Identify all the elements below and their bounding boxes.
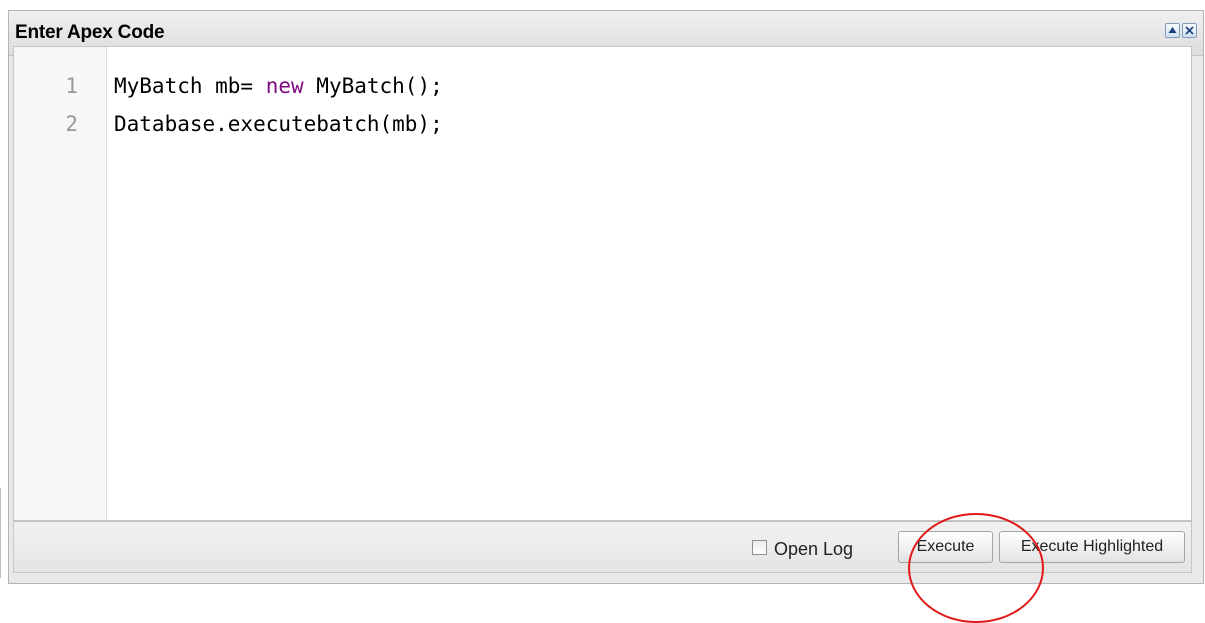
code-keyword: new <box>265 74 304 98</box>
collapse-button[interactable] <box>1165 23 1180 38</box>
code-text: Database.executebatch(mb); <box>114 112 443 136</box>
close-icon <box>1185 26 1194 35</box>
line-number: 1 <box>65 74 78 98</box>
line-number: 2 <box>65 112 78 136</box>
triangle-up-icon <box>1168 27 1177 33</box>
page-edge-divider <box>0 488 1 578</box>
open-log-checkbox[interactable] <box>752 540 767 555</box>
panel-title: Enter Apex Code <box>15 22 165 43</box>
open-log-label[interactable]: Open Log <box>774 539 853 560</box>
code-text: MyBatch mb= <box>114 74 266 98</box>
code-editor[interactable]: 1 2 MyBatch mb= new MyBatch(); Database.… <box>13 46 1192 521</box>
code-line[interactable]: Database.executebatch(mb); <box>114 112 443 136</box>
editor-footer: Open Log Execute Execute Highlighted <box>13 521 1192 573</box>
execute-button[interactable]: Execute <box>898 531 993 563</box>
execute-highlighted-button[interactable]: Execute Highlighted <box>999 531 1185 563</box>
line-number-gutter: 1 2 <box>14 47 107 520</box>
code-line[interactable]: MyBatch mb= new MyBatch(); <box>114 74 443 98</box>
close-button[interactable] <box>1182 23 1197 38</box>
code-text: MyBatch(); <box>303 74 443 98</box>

━━━━━━━━

## What you will do
Repeat all the entries with "MyBatch" swapped for "NightlyJob" wherever it occurs, keeping every other character the same. Leave the pictures out.

## Result for this task
Identify all the elements below and their bounding boxes.
code-keyword: new <box>265 74 304 98</box>
collapse-button[interactable] <box>1165 23 1180 38</box>
code-text: Database.executebatch(mb); <box>114 112 443 136</box>
close-icon <box>1185 26 1194 35</box>
line-number: 1 <box>65 74 78 98</box>
line-number: 2 <box>65 112 78 136</box>
triangle-up-icon <box>1168 27 1177 33</box>
page-edge-divider <box>0 488 1 578</box>
open-log-checkbox[interactable] <box>752 540 767 555</box>
panel-title: Enter Apex Code <box>15 22 165 43</box>
open-log-label[interactable]: Open Log <box>774 539 853 560</box>
code-text: NightlyJob mb= <box>114 74 266 98</box>
code-editor[interactable]: 1 2 NightlyJob mb= new NightlyJob(); Database.… <box>13 46 1192 521</box>
code-line[interactable]: Database.executebatch(mb); <box>114 112 443 136</box>
editor-footer: Open Log Execute Execute Highlighted <box>13 521 1192 573</box>
execute-button[interactable]: Execute <box>898 531 993 563</box>
execute-highlighted-button[interactable]: Execute Highlighted <box>999 531 1185 563</box>
line-number-gutter: 1 2 <box>14 47 107 520</box>
code-line[interactable]: NightlyJob mb= new NightlyJob(); <box>114 74 443 98</box>
close-button[interactable] <box>1182 23 1197 38</box>
code-text: NightlyJob(); <box>303 74 443 98</box>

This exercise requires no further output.